- What you have to do:
Retype each record shown below, leaving every character as it is.

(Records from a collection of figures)
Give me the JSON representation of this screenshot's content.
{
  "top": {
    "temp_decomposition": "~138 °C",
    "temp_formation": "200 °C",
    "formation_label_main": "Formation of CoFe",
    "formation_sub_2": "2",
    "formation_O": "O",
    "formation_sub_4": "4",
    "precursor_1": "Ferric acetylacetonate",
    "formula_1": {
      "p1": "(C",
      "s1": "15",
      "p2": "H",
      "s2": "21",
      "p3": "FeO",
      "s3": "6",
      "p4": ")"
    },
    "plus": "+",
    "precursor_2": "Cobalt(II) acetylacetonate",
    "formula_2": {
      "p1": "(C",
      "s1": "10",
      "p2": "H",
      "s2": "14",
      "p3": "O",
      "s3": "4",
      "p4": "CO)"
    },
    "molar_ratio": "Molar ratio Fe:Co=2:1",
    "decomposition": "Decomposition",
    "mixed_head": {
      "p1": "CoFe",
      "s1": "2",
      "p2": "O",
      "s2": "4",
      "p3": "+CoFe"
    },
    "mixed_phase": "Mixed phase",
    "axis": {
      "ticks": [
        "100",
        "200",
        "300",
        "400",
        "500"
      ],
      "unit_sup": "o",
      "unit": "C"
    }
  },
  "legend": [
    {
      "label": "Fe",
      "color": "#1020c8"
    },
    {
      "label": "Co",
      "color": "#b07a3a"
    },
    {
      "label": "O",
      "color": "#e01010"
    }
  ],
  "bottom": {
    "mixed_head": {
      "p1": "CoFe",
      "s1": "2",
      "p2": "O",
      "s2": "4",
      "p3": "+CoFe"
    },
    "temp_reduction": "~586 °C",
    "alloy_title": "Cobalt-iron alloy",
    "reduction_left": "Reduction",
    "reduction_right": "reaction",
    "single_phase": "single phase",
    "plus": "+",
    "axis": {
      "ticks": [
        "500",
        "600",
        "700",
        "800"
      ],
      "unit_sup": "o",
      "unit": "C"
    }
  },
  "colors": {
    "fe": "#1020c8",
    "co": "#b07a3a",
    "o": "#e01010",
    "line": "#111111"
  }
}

- Solution to the exercise:
Give me the JSON representation of this screenshot's content.
{
  "top": {
    "temp_decomposition": "~138 °C",
    "temp_formation": "200 °C",
    "formation_label_main": "Formation of CoFe",
    "formation_sub_2": "2",
    "formation_O": "O",
    "formation_sub_4": "4",
    "precursor_1": "Ferric acetylacetonate",
    "formula_1": {
      "p1": "(C",
      "s1": "15",
      "p2": "H",
      "s2": "21",
      "p3": "FeO",
      "s3": "6",
      "p4": ")"
    },
    "plus": "+",
    "precursor_2": "Cobalt(II) acetylacetonate",
    "formula_2": {
      "p1": "(C",
      "s1": "10",
      "p2": "H",
      "s2": "14",
      "p3": "O",
      "s3": "4",
      "p4": "CO)"
    },
    "molar_ratio": "Molar ratio Fe:Co=2:1",
    "decomposition": "Decomposition",
    "mixed_head": {
      "p1": "CoFe",
      "s1": "2",
      "p2": "O",
      "s2": "4",
      "p3": "+CoFe"
    },
    "mixed_phase": "Mixed phase",
    "axis": {
      "ticks": [
        "100",
        "200",
        "300",
        "400",
        "500"
      ],
      "unit_sup": "o",
      "unit": "C"
    }
  },
  "legend": [
    {
      "label": "Fe",
      "color": "#1020c8"
    },
    {
      "label": "Co",
      "color": "#b07a3a"
    },
    {
      "label": "O",
      "color": "#e01010"
    }
  ],
  "bottom": {
    "mixed_head": {
      "p1": "CoFe",
      "s1": "2",
      "p2": "O",
      "s2": "4",
      "p3": "+CoFe"
    },
    "temp_reduction": "~586 °C",
    "alloy_title": "Cobalt-iron alloy",
    "reduction_left": "Reduction",
    "reduction_right": "reaction",
    "single_phase": "single phase",
    "plus": "+",
    "axis": {
      "ticks": [
        "500",
        "600",
        "700",
        "800"
      ],
      "unit_sup": "o",
      "unit": "C"
    }
  },
  "colors": {
    "fe": "#1020c8",
    "co": "#b07a3a",
    "o": "#e01010",
    "line": "#111111"
  }
}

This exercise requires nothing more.